WHAT TO PRODUCE :: Return every line of the records below verbatim, with no pictures in the copy.

--- START ---

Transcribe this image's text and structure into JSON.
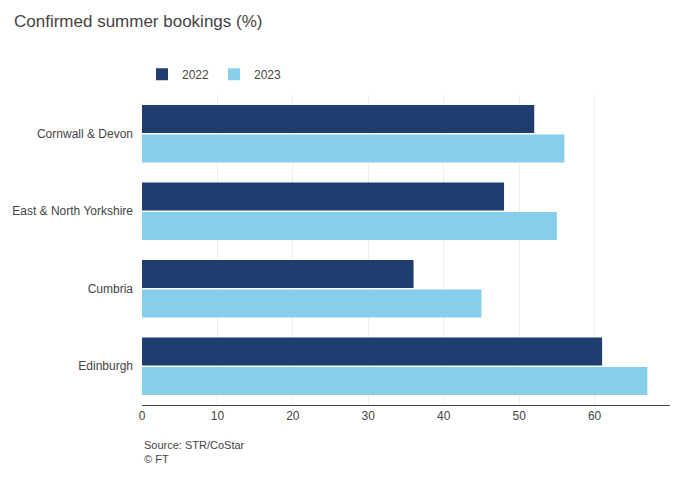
{
  "chart_data": {
    "type": "bar",
    "orientation": "horizontal",
    "title": "Confirmed summer bookings (%)",
    "categories": [
      "Edinburgh",
      "Cumbria",
      "East & North Yorkshire",
      "Cornwall & Devon"
    ],
    "series": [
      {
        "name": "2022",
        "color": "#1f3d6e",
        "values": [
          61,
          36,
          48,
          52
        ]
      },
      {
        "name": "2023",
        "color": "#87ceeb",
        "values": [
          67,
          45,
          55,
          56
        ]
      }
    ],
    "xlim": [
      0,
      70
    ],
    "xticks": [
      0,
      10,
      20,
      30,
      40,
      50,
      60
    ],
    "grid": true,
    "legend": "top left",
    "annotations": [
      "Source: STR/CoStar",
      "© FT"
    ]
  }
}
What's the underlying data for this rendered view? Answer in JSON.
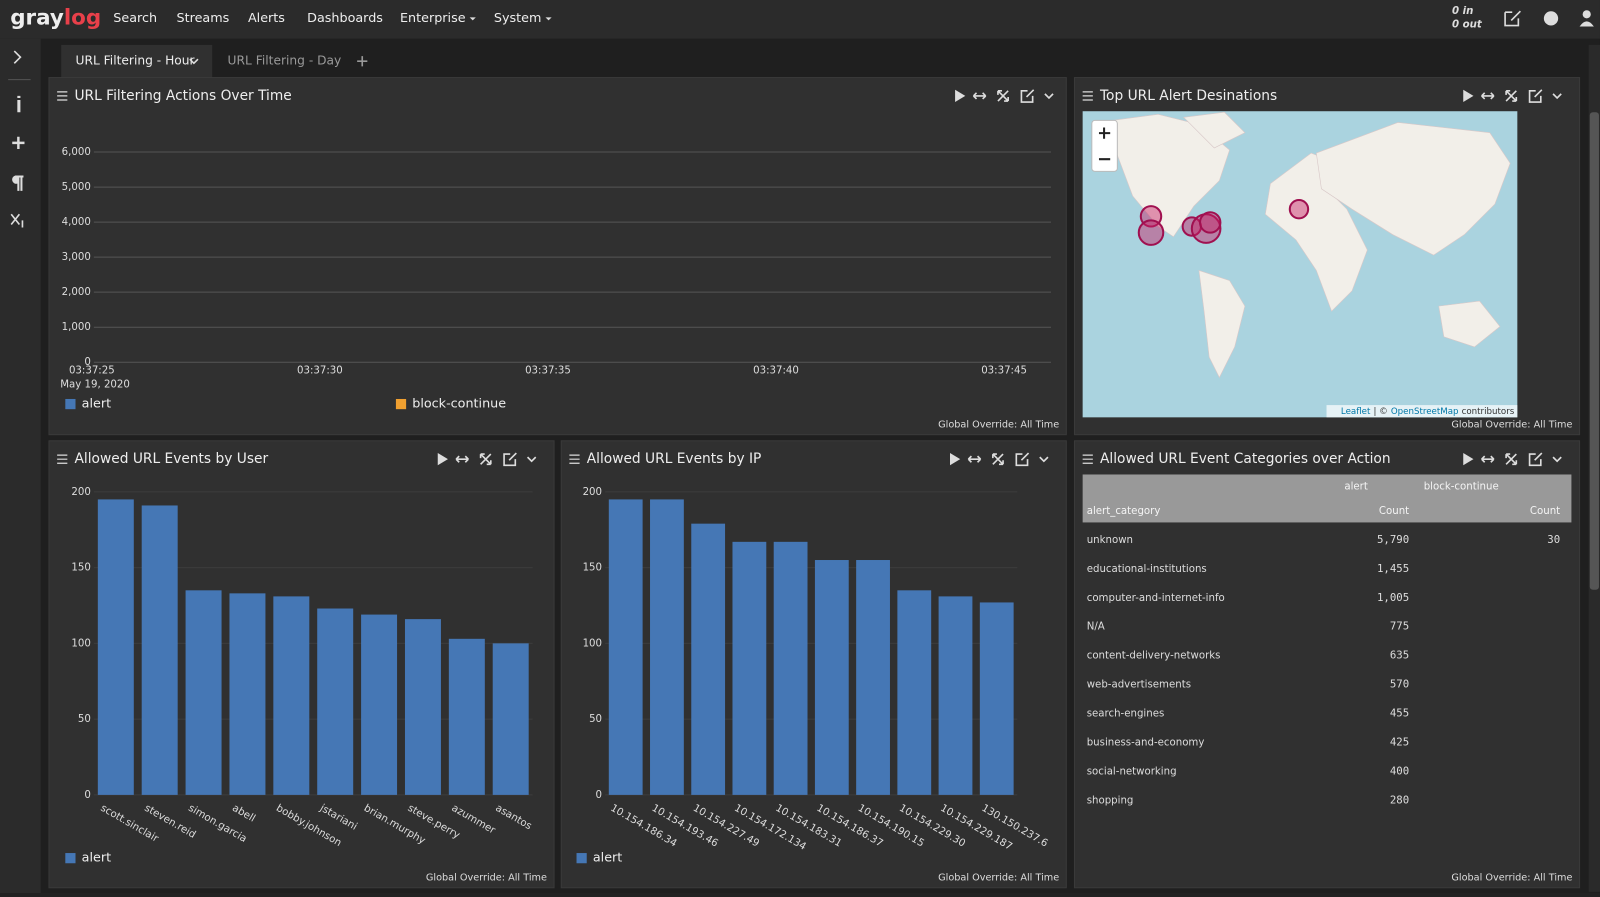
{
  "nav": {
    "logo_a": "gray",
    "logo_b": "log",
    "items": [
      "Search",
      "Streams",
      "Alerts",
      "Dashboards",
      "Enterprise",
      "System"
    ],
    "throughput_in": "0 in",
    "throughput_out": "0 out"
  },
  "tabs": [
    "URL Filtering - Hour",
    "URL Filtering - Day"
  ],
  "chart_data": [
    {
      "type": "line",
      "title": "URL Filtering Actions Over Time",
      "categories": [
        "03:37:25",
        "03:37:30",
        "03:37:35",
        "03:37:40",
        "03:37:45"
      ],
      "date": "May 19, 2020",
      "ylim": [
        0,
        6000
      ],
      "yticks": [
        0,
        {
          "value": 1000,
          "label": "1,000"
        },
        {
          "value": 2000,
          "label": "2,000"
        },
        {
          "value": 3000,
          "label": "3,000"
        },
        {
          "value": 4000,
          "label": "4,000"
        },
        {
          "value": 5000,
          "label": "5,000"
        },
        {
          "value": 6000,
          "label": "6,000"
        }
      ],
      "grid": true,
      "series": [
        {
          "name": "alert",
          "color": "#4577b5"
        },
        {
          "name": "block-continue",
          "color": "#f0a030"
        }
      ],
      "footer": "Global Override: All Time"
    },
    {
      "type": "bar",
      "title": "Allowed URL Events by User",
      "categories": [
        "scott.sinclair",
        "steven.reid",
        "simon.garcia",
        "abell",
        "bobby.johnson",
        "jstariani",
        "brian.murphy",
        "steve.perry",
        "azummer",
        "asantos"
      ],
      "series": [
        {
          "name": "alert",
          "color": "#4577b5",
          "values": [
            195,
            191,
            135,
            133,
            131,
            123,
            119,
            116,
            103,
            100
          ]
        }
      ],
      "ylim": [
        0,
        200
      ],
      "yticks": [
        0,
        50,
        100,
        150,
        200
      ],
      "grid": true,
      "footer": "Global Override: All Time"
    },
    {
      "type": "bar",
      "title": "Allowed URL Events by IP",
      "categories": [
        "10.154.186.34",
        "10.154.193.46",
        "10.154.227.49",
        "10.154.172.134",
        "10.154.183.31",
        "10.154.186.37",
        "10.154.190.15",
        "10.154.229.30",
        "10.154.229.187",
        "130.150.237.6"
      ],
      "series": [
        {
          "name": "alert",
          "color": "#4577b5",
          "values": [
            195,
            195,
            179,
            167,
            167,
            155,
            155,
            135,
            131,
            127
          ]
        }
      ],
      "ylim": [
        0,
        200
      ],
      "yticks": [
        0,
        50,
        100,
        150,
        200
      ],
      "grid": true,
      "footer": "Global Override: All Time"
    }
  ],
  "map_widget": {
    "title": "Top URL Alert Desinations",
    "attribution_a": "Leaflet",
    "attribution_b": "| ©",
    "attribution_c": "OpenStreetMap",
    "attribution_d": "contributors",
    "footer": "Global Override: All Time"
  },
  "table_widget": {
    "title": "Allowed URL Event Categories over Action",
    "group_headers": [
      "alert",
      "block-continue"
    ],
    "columns": [
      "alert_category",
      "Count",
      "Count"
    ],
    "rows": [
      [
        "unknown",
        "5,790",
        "30"
      ],
      [
        "educational-institutions",
        "1,455"
      ],
      [
        "computer-and-internet-info",
        "1,005"
      ],
      [
        "N/A",
        "775"
      ],
      [
        "content-delivery-networks",
        "635"
      ],
      [
        "web-advertisements",
        "570"
      ],
      [
        "search-engines",
        "455"
      ],
      [
        "business-and-economy",
        "425"
      ],
      [
        "social-networking",
        "400"
      ],
      [
        "shopping",
        "280"
      ]
    ],
    "footer": "Global Override: All Time"
  }
}
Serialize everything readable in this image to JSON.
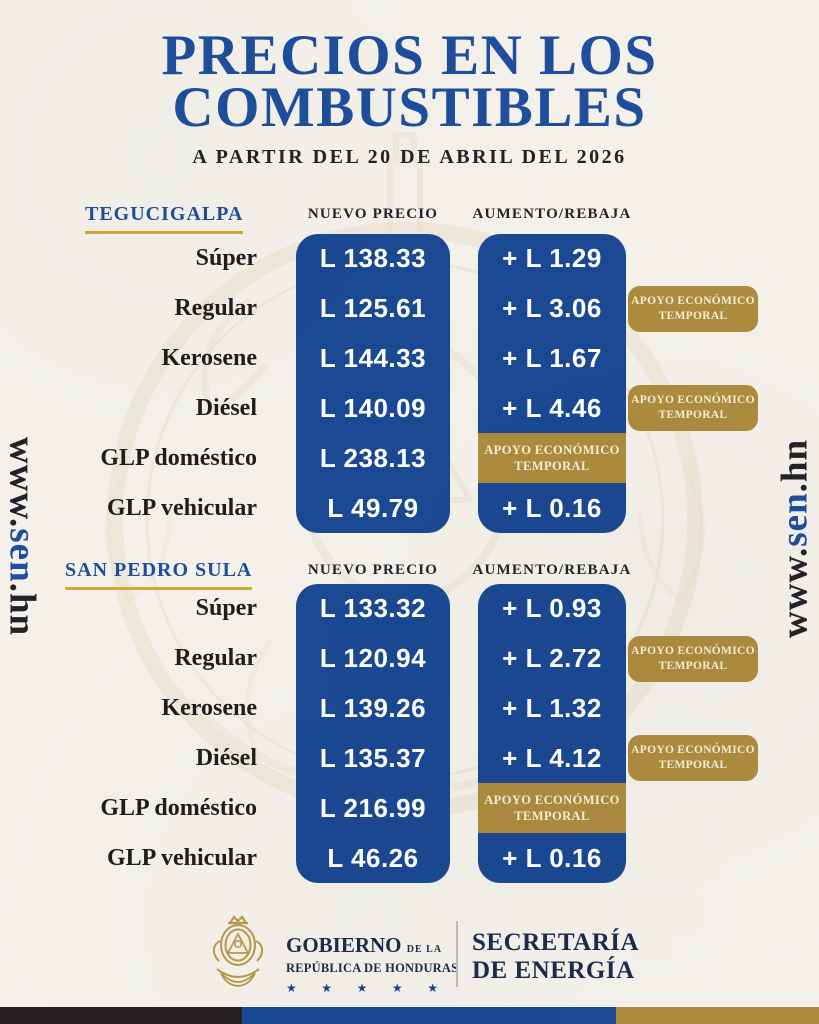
{
  "header": {
    "title_line1": "PRECIOS EN LOS",
    "title_line2": "COMBUSTIBLES",
    "subtitle": "A PARTIR DEL 20 DE ABRIL DEL 2026"
  },
  "columns": {
    "new_price": "NUEVO PRECIO",
    "change": "AUMENTO/REBAJA"
  },
  "badge": {
    "line1": "APOYO ECONÓMICO",
    "line2": "TEMPORAL"
  },
  "sections": [
    {
      "city": "TEGUCIGALPA",
      "rows": [
        {
          "label": "Súper",
          "price": "L 138.33",
          "change": "+ L 1.29"
        },
        {
          "label": "Regular",
          "price": "L 125.61",
          "change": "+ L 3.06",
          "note": "badge"
        },
        {
          "label": "Kerosene",
          "price": "L 144.33",
          "change": "+ L 1.67"
        },
        {
          "label": "Diésel",
          "price": "L 140.09",
          "change": "+ L 4.46",
          "note": "badge"
        },
        {
          "label": "GLP doméstico",
          "price": "L 238.13",
          "change": "",
          "note": "band"
        },
        {
          "label": "GLP vehicular",
          "price": "L 49.79",
          "change": "+ L 0.16"
        }
      ]
    },
    {
      "city": "SAN PEDRO SULA",
      "rows": [
        {
          "label": "Súper",
          "price": "L 133.32",
          "change": "+ L 0.93"
        },
        {
          "label": "Regular",
          "price": "L 120.94",
          "change": "+ L 2.72",
          "note": "badge"
        },
        {
          "label": "Kerosene",
          "price": "L 139.26",
          "change": "+ L 1.32"
        },
        {
          "label": "Diésel",
          "price": "L 135.37",
          "change": "+ L 4.12",
          "note": "badge"
        },
        {
          "label": "GLP doméstico",
          "price": "L 216.99",
          "change": "",
          "note": "band"
        },
        {
          "label": "GLP vehicular",
          "price": "L 46.26",
          "change": "+ L 0.16"
        }
      ]
    }
  ],
  "side": {
    "url_prefix": "www.",
    "url_name": "sen",
    "url_suffix": ".hn"
  },
  "footer": {
    "gobierno": "GOBIERNO",
    "de_la": "DE LA",
    "republica": "REPÚBLICA DE HONDURAS",
    "stars_count": 5,
    "star_glyph": "★",
    "secretaria_line1": "SECRETARÍA",
    "secretaria_line2": "DE ENERGÍA"
  },
  "colors": {
    "background": "#f4f1eb",
    "title_blue": "#1e4e9c",
    "box_blue": "#1a4892",
    "gold": "#ad8b3e",
    "underline_gold": "#d2a63c",
    "dark_text": "#23222a",
    "footer_navy": "#1c2b4d",
    "star_blue": "#1e3f8f",
    "bar_black": "#24201f",
    "badge_text": "#f7eed7"
  }
}
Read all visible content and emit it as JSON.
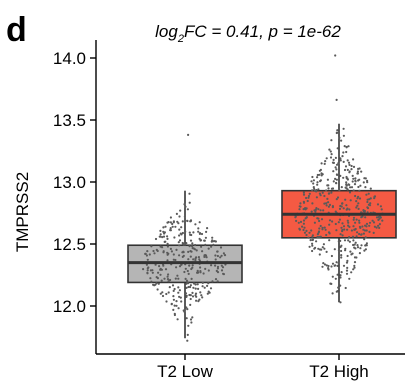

--- END ---

EXERCISE RESPONSE ::
Transcribe this image's text and structure into JSON.
{
  "chart_data": {
    "type": "bar",
    "orientation": "horizontal",
    "title": "Confirmed summer bookings (%)",
    "categories": [
      "Edinburgh",
      "Cumbria",
      "East & North Yorkshire",
      "Cornwall & Devon"
    ],
    "series": [
      {
        "name": "2022",
        "color": "#1f3d6e",
        "values": [
          61,
          36,
          48,
          52
        ]
      },
      {
        "name": "2023",
        "color": "#87ceeb",
        "values": [
          67,
          45,
          55,
          56
        ]
      }
    ],
    "xlim": [
      0,
      70
    ],
    "xticks": [
      0,
      10,
      20,
      30,
      40,
      50,
      60
    ],
    "grid": true,
    "legend": "top left",
    "annotations": [
      "Source: STR/CoStar",
      "© FT"
    ]
  }
}
What's the underlying data for this rendered view? Answer in JSON.
{
  "nav": {
    "logo_a": "gray",
    "logo_b": "log",
    "items": [
      "Search",
      "Streams",
      "Alerts",
      "Dashboards",
      "Enterprise",
      "System"
    ],
    "throughput_in": "0 in",
    "throughput_out": "0 out"
  },
  "tabs": [
    "URL Filtering - Hour",
    "URL Filtering - Day"
  ],
  "chart_data": [
    {
      "type": "line",
      "title": "URL Filtering Actions Over Time",
      "categories": [
        "03:37:25",
        "03:37:30",
        "03:37:35",
        "03:37:40",
        "03:37:45"
      ],
      "date": "May 19, 2020",
      "ylim": [
        0,
        6000
      ],
      "yticks": [
        0,
        {
          "value": 1000,
          "label": "1,000"
        },
        {
          "value": 2000,
          "label": "2,000"
        },
        {
          "value": 3000,
          "label": "3,000"
        },
        {
          "value": 4000,
          "label": "4,000"
        },
        {
          "value": 5000,
          "label": "5,000"
        },
        {
          "value": 6000,
          "label": "6,000"
        }
      ],
      "grid": true,
      "series": [
        {
          "name": "alert",
          "color": "#4577b5"
        },
        {
          "name": "block-continue",
          "color": "#f0a030"
        }
      ],
      "footer": "Global Override: All Time"
    },
    {
      "type": "bar",
      "title": "Allowed URL Events by User",
      "categories": [
        "scott.sinclair",
        "steven.reid",
        "simon.garcia",
        "abell",
        "bobby.johnson",
        "jstariani",
        "brian.murphy",
        "steve.perry",
        "azummer",
        "asantos"
      ],
      "series": [
        {
          "name": "alert",
          "color": "#4577b5",
          "values": [
            195,
            191,
            135,
            133,
            131,
            123,
            119,
            116,
            103,
            100
          ]
        }
      ],
      "ylim": [
        0,
        200
      ],
      "yticks": [
        0,
        50,
        100,
        150,
        200
      ],
      "grid": true,
      "footer": "Global Override: All Time"
    },
    {
      "type": "bar",
      "title": "Allowed URL Events by IP",
      "categories": [
        "10.154.186.34",
        "10.154.193.46",
        "10.154.227.49",
        "10.154.172.134",
        "10.154.183.31",
        "10.154.186.37",
        "10.154.190.15",
        "10.154.229.30",
        "10.154.229.187",
        "130.150.237.6"
      ],
      "series": [
        {
          "name": "alert",
          "color": "#4577b5",
          "values": [
            195,
            195,
            179,
            167,
            167,
            155,
            155,
            135,
            131,
            127
          ]
        }
      ],
      "ylim": [
        0,
        200
      ],
      "yticks": [
        0,
        50,
        100,
        150,
        200
      ],
      "grid": true,
      "footer": "Global Override: All Time"
    }
  ],
  "map_widget": {
    "title": "Top URL Alert Desinations",
    "attribution_a": "Leaflet",
    "attribution_b": "| ©",
    "attribution_c": "OpenStreetMap",
    "attribution_d": "contributors",
    "footer": "Global Override: All Time"
  },
  "table_widget": {
    "title": "Allowed URL Event Categories over Action",
    "group_headers": [
      "alert",
      "block-continue"
    ],
    "columns": [
      "alert_category",
      "Count",
      "Count"
    ],
    "rows": [
      [
        "unknown",
        "5,790",
        "30"
      ],
      [
        "educational-institutions",
        "1,455"
      ],
      [
        "computer-and-internet-info",
        "1,005"
      ],
      [
        "N/A",
        "775"
      ],
      [
        "content-delivery-networks",
        "635"
      ],
      [
        "web-advertisements",
        "570"
      ],
      [
        "search-engines",
        "455"
      ],
      [
        "business-and-economy",
        "425"
      ],
      [
        "social-networking",
        "400"
      ],
      [
        "shopping",
        "280"
      ]
    ],
    "footer": "Global Override: All Time"
  }
}
Serialize everything readable in this image to JSON.
{
  "header": {
    "title_line1": "PRECIOS EN LOS",
    "title_line2": "COMBUSTIBLES",
    "subtitle": "A PARTIR DEL 20 DE ABRIL DEL 2026"
  },
  "columns": {
    "new_price": "NUEVO PRECIO",
    "change": "AUMENTO/REBAJA"
  },
  "badge": {
    "line1": "APOYO ECONÓMICO",
    "line2": "TEMPORAL"
  },
  "sections": [
    {
      "city": "TEGUCIGALPA",
      "rows": [
        {
          "label": "Súper",
          "price": "L 138.33",
          "change": "+ L 1.29"
        },
        {
          "label": "Regular",
          "price": "L 125.61",
          "change": "+ L 3.06",
          "note": "badge"
        },
        {
          "label": "Kerosene",
          "price": "L 144.33",
          "change": "+ L 1.67"
        },
        {
          "label": "Diésel",
          "price": "L 140.09",
          "change": "+ L 4.46",
          "note": "badge"
        },
        {
          "label": "GLP doméstico",
          "price": "L 238.13",
          "change": "",
          "note": "band"
        },
        {
          "label": "GLP vehicular",
          "price": "L 49.79",
          "change": "+ L 0.16"
        }
      ]
    },
    {
      "city": "SAN PEDRO SULA",
      "rows": [
        {
          "label": "Súper",
          "price": "L 133.32",
          "change": "+ L 0.93"
        },
        {
          "label": "Regular",
          "price": "L 120.94",
          "change": "+ L 2.72",
          "note": "badge"
        },
        {
          "label": "Kerosene",
          "price": "L 139.26",
          "change": "+ L 1.32"
        },
        {
          "label": "Diésel",
          "price": "L 135.37",
          "change": "+ L 4.12",
          "note": "badge"
        },
        {
          "label": "GLP doméstico",
          "price": "L 216.99",
          "change": "",
          "note": "band"
        },
        {
          "label": "GLP vehicular",
          "price": "L 46.26",
          "change": "+ L 0.16"
        }
      ]
    }
  ],
  "side": {
    "url_prefix": "www.",
    "url_name": "sen",
    "url_suffix": ".hn"
  },
  "footer": {
    "gobierno": "GOBIERNO",
    "de_la": "DE LA",
    "republica": "REPÚBLICA DE HONDURAS",
    "stars_count": 5,
    "star_glyph": "★",
    "secretaria_line1": "SECRETARÍA",
    "secretaria_line2": "DE ENERGÍA"
  },
  "colors": {
    "background": "#f4f1eb",
    "title_blue": "#1e4e9c",
    "box_blue": "#1a4892",
    "gold": "#ad8b3e",
    "underline_gold": "#d2a63c",
    "dark_text": "#23222a",
    "footer_navy": "#1c2b4d",
    "star_blue": "#1e3f8f",
    "bar_black": "#24201f",
    "badge_text": "#f7eed7"
  }
}
Read all visible content and emit it as JSON.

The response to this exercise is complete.